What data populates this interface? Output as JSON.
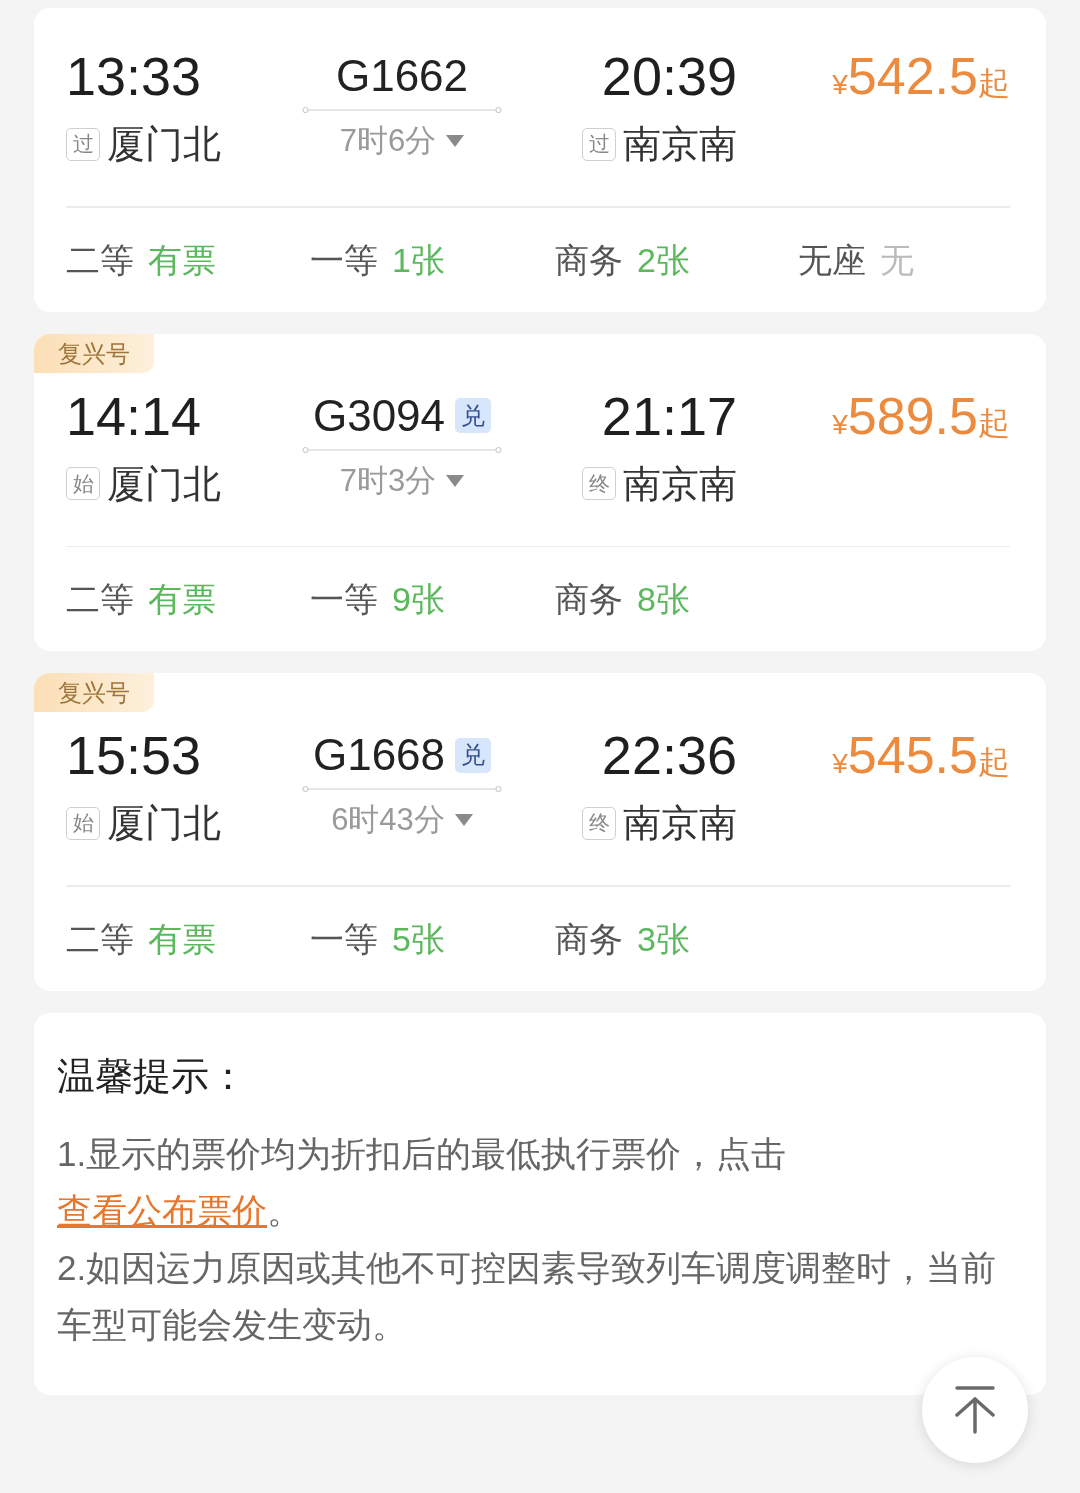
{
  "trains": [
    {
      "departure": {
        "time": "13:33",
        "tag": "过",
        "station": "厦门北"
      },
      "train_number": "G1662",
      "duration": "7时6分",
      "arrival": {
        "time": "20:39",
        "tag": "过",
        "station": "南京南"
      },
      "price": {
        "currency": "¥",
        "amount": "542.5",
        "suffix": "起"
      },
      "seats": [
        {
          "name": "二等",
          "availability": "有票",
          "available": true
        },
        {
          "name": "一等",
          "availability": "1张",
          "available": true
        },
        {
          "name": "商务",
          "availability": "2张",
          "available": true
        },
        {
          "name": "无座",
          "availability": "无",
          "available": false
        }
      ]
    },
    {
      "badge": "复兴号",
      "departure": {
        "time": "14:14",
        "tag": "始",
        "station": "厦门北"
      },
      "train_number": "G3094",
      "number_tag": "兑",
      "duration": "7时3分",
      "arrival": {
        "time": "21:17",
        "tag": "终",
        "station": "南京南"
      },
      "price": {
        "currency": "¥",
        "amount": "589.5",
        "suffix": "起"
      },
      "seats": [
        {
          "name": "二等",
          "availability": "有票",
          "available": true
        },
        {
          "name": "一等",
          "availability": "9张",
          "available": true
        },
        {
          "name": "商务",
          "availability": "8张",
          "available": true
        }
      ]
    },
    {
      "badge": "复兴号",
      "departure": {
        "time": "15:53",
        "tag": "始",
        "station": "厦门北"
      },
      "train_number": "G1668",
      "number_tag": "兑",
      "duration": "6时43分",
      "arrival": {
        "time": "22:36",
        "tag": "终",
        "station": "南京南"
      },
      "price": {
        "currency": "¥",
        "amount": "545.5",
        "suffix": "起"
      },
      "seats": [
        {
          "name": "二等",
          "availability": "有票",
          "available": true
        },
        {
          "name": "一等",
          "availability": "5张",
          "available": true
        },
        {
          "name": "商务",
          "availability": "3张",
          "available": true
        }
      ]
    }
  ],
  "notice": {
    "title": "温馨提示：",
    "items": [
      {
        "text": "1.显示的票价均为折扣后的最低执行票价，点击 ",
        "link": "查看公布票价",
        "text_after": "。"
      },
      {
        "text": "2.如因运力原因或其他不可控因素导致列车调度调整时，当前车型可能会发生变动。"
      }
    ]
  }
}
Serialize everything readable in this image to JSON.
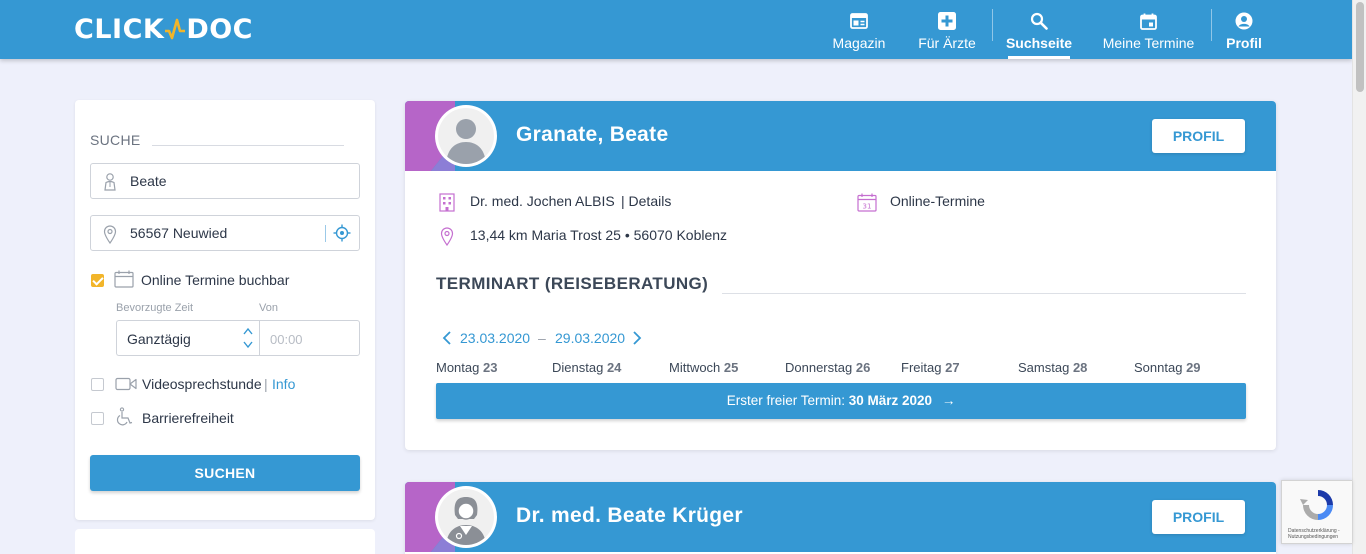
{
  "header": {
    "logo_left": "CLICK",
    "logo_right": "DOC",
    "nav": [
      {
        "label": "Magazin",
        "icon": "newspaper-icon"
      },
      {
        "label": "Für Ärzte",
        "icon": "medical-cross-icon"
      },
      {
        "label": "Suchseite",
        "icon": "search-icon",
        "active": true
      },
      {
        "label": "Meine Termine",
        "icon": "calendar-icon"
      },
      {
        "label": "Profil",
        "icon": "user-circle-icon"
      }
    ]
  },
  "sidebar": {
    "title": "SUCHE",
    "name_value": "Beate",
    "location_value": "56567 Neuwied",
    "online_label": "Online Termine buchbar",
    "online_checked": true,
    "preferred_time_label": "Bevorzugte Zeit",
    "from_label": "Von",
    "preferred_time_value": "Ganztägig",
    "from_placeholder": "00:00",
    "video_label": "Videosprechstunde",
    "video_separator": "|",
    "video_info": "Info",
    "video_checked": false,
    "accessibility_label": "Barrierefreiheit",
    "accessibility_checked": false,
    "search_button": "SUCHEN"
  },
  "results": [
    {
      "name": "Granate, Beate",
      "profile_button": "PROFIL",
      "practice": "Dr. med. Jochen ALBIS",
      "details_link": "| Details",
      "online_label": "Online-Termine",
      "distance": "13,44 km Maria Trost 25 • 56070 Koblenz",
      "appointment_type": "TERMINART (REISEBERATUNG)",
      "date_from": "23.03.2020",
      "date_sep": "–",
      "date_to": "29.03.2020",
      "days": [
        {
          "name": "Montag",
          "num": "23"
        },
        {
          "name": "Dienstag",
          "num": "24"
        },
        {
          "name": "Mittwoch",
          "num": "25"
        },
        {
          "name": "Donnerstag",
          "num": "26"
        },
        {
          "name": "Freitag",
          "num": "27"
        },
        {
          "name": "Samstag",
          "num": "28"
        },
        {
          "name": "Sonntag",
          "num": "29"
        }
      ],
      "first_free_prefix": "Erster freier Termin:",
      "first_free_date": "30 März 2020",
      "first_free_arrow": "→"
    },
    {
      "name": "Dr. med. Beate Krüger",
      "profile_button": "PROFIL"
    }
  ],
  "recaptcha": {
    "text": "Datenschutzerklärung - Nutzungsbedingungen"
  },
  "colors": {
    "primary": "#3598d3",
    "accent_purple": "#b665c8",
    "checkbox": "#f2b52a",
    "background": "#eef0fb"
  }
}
--
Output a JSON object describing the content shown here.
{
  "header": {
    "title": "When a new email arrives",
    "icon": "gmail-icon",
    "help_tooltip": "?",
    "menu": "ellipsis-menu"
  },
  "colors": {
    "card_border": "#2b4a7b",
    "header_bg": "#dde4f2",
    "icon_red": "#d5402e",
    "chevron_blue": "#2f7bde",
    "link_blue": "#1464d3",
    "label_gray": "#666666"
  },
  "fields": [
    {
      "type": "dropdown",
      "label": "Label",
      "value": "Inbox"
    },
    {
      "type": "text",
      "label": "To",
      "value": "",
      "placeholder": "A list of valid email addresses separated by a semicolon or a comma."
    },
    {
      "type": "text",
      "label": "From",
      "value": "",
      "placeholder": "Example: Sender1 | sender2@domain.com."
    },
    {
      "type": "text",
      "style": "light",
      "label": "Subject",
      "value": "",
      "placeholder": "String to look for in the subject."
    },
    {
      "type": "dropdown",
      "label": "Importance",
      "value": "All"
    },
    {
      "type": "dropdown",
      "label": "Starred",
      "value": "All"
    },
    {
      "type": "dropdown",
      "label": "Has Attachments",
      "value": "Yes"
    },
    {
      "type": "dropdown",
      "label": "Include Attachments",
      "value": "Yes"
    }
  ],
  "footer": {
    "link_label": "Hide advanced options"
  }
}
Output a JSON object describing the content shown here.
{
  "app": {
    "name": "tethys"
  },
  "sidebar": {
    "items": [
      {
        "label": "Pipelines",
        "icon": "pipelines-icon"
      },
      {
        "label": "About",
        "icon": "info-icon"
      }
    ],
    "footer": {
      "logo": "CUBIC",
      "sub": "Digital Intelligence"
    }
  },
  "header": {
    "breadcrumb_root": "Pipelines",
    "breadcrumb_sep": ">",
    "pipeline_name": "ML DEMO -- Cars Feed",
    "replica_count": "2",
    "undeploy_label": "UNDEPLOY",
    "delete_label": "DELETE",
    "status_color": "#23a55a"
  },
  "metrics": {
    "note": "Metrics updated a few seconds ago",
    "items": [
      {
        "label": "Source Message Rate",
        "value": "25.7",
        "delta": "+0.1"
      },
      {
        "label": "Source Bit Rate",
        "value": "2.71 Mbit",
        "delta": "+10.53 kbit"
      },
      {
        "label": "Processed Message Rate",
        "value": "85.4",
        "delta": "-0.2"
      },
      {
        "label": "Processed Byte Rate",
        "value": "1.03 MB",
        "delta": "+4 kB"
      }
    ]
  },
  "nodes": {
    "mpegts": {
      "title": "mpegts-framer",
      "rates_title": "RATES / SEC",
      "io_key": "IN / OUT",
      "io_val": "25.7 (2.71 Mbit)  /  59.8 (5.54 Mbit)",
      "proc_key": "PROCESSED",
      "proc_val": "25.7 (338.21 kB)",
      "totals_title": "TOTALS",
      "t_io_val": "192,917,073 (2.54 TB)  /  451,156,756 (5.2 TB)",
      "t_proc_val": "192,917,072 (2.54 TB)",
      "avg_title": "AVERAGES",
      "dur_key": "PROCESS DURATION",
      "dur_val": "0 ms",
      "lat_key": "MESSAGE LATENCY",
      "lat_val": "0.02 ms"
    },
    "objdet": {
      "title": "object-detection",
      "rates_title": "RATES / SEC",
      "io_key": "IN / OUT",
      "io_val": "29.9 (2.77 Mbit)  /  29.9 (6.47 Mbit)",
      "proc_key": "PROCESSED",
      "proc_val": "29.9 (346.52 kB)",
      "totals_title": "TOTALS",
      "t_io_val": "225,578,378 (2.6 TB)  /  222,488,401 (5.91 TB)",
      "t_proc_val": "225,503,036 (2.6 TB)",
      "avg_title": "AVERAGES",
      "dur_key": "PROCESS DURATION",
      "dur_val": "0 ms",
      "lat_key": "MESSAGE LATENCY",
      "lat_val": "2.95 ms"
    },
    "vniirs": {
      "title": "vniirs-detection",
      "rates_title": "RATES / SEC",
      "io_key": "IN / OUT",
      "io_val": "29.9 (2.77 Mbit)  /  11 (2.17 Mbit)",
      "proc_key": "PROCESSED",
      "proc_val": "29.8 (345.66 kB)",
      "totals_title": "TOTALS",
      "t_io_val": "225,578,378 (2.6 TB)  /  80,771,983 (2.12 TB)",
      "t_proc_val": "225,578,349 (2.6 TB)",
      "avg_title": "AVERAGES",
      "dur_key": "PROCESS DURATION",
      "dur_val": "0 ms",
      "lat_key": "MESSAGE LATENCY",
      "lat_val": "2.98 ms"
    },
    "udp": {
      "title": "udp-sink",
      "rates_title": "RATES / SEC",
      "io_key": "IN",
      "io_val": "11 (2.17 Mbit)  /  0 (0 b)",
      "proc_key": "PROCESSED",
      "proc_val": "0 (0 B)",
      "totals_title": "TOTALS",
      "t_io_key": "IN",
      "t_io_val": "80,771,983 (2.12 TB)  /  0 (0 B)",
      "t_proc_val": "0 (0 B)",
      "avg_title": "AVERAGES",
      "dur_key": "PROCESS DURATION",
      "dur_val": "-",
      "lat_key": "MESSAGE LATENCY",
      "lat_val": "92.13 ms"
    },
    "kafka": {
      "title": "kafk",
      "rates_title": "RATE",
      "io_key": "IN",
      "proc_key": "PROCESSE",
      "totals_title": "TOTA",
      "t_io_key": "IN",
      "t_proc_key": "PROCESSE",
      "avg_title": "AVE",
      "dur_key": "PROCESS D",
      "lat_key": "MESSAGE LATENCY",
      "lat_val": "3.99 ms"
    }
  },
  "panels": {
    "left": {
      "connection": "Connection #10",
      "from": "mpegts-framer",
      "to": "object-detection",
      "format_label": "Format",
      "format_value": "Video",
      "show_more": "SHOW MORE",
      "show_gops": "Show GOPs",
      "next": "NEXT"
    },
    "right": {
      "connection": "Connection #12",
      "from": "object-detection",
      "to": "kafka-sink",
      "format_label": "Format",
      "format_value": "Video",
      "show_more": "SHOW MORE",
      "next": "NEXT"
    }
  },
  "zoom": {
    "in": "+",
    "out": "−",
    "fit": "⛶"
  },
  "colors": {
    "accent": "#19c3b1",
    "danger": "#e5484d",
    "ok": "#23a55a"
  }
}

[Required task] In the records above, locate every line with the string "object" and copy it.

[Response to the exercise]
Output a JSON object describing the content shown here.
Output a JSON object describing the content shown here.
      "title": "object-detection",
      "to": "object-detection",
      "from": "object-detection",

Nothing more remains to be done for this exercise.